Excerpts from a layout annotation set:
▽
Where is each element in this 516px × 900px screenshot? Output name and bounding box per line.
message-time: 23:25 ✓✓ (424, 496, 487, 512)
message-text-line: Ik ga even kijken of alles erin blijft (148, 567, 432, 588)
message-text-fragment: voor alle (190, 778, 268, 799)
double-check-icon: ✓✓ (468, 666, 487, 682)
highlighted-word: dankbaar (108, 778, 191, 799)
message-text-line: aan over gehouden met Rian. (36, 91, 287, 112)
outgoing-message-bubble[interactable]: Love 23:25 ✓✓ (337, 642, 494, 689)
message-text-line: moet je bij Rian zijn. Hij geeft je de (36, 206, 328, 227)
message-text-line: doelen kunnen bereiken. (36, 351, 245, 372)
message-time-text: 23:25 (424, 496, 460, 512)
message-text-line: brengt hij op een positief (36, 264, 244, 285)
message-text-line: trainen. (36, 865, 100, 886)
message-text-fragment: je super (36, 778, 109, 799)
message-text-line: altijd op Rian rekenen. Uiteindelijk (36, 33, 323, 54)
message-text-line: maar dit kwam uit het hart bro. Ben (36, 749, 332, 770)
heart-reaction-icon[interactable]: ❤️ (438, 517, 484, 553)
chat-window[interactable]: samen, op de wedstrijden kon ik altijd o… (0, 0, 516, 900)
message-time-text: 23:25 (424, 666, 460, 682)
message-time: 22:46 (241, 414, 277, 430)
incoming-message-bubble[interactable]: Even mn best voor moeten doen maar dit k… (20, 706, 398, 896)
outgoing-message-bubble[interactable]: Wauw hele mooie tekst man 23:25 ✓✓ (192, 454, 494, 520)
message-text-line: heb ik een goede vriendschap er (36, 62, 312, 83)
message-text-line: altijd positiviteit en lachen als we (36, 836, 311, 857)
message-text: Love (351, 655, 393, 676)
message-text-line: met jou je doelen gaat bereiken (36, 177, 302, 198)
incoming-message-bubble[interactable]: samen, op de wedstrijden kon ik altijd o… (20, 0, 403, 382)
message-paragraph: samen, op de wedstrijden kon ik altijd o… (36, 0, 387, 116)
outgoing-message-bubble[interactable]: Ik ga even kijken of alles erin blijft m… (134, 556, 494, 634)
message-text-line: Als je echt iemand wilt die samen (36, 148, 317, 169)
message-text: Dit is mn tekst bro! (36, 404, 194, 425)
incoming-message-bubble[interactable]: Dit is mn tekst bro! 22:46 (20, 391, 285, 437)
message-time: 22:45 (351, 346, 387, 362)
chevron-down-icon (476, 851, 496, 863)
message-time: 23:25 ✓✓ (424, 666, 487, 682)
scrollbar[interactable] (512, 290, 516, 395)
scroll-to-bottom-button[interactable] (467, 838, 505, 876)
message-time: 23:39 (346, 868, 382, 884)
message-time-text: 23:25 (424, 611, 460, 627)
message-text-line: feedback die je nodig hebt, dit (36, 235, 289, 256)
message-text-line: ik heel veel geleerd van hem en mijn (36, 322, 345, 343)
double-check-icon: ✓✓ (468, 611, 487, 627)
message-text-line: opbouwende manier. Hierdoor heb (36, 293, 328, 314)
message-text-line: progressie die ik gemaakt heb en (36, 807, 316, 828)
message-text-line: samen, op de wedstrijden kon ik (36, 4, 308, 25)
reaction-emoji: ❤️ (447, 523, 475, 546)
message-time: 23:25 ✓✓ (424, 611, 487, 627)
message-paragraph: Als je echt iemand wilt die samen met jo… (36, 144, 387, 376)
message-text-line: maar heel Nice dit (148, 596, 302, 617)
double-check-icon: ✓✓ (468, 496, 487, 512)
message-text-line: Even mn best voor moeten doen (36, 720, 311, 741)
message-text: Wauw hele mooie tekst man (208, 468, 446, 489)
△
STATED GOAL:
Update the records by replacing every "double-check-icon" with "read-receipt-icon". Leave everything else unchanged.

WRITTEN ANSWER:
Where is each element in this 516px × 900px screenshot? Output name and bounding box per line.
message-time: 23:25 ✓✓ (424, 496, 487, 512)
message-text-line: Ik ga even kijken of alles erin blijft (148, 567, 432, 588)
message-text-fragment: voor alle (190, 778, 268, 799)
read-receipt-icon: ✓✓ (468, 666, 487, 682)
highlighted-word: dankbaar (108, 778, 191, 799)
message-text-line: aan over gehouden met Rian. (36, 91, 287, 112)
outgoing-message-bubble[interactable]: Love 23:25 ✓✓ (337, 642, 494, 689)
message-text-line: moet je bij Rian zijn. Hij geeft je de (36, 206, 328, 227)
message-text-line: doelen kunnen bereiken. (36, 351, 245, 372)
message-time-text: 23:25 (424, 496, 460, 512)
message-text-line: brengt hij op een positief (36, 264, 244, 285)
message-text-line: trainen. (36, 865, 100, 886)
message-text-fragment: je super (36, 778, 109, 799)
message-text-line: altijd op Rian rekenen. Uiteindelijk (36, 33, 323, 54)
message-text-line: maar dit kwam uit het hart bro. Ben (36, 749, 332, 770)
heart-reaction-icon[interactable]: ❤️ (438, 517, 484, 553)
chat-window[interactable]: samen, op de wedstrijden kon ik altijd o… (0, 0, 516, 900)
message-time-text: 23:25 (424, 666, 460, 682)
message-time: 22:46 (241, 414, 277, 430)
incoming-message-bubble[interactable]: Even mn best voor moeten doen maar dit k… (20, 706, 398, 896)
outgoing-message-bubble[interactable]: Wauw hele mooie tekst man 23:25 ✓✓ (192, 454, 494, 520)
message-text-line: heb ik een goede vriendschap er (36, 62, 312, 83)
message-text-line: altijd positiviteit en lachen als we (36, 836, 311, 857)
message-text: Love (351, 655, 393, 676)
message-text-line: met jou je doelen gaat bereiken (36, 177, 302, 198)
incoming-message-bubble[interactable]: samen, op de wedstrijden kon ik altijd o… (20, 0, 403, 382)
message-paragraph: samen, op de wedstrijden kon ik altijd o… (36, 0, 387, 116)
outgoing-message-bubble[interactable]: Ik ga even kijken of alles erin blijft m… (134, 556, 494, 634)
message-text-line: Als je echt iemand wilt die samen (36, 148, 317, 169)
message-text: Dit is mn tekst bro! (36, 404, 194, 425)
incoming-message-bubble[interactable]: Dit is mn tekst bro! 22:46 (20, 391, 285, 437)
message-time: 22:45 (351, 346, 387, 362)
chevron-down-icon (476, 851, 496, 863)
message-time: 23:25 ✓✓ (424, 666, 487, 682)
scrollbar[interactable] (512, 290, 516, 395)
scroll-to-bottom-button[interactable] (467, 838, 505, 876)
message-time: 23:39 (346, 868, 382, 884)
message-time-text: 23:25 (424, 611, 460, 627)
message-text-line: feedback die je nodig hebt, dit (36, 235, 289, 256)
message-text-line: ik heel veel geleerd van hem en mijn (36, 322, 345, 343)
read-receipt-icon: ✓✓ (468, 611, 487, 627)
message-text-line: opbouwende manier. Hierdoor heb (36, 293, 328, 314)
message-text-line: progressie die ik gemaakt heb en (36, 807, 316, 828)
message-text-line: samen, op de wedstrijden kon ik (36, 4, 308, 25)
reaction-emoji: ❤️ (447, 523, 475, 546)
message-time: 23:25 ✓✓ (424, 611, 487, 627)
message-paragraph: Als je echt iemand wilt die samen met jo… (36, 144, 387, 376)
message-text-line: maar heel Nice dit (148, 596, 302, 617)
read-receipt-icon: ✓✓ (468, 496, 487, 512)
message-text-line: Even mn best voor moeten doen (36, 720, 311, 741)
message-text: Wauw hele mooie tekst man (208, 468, 446, 489)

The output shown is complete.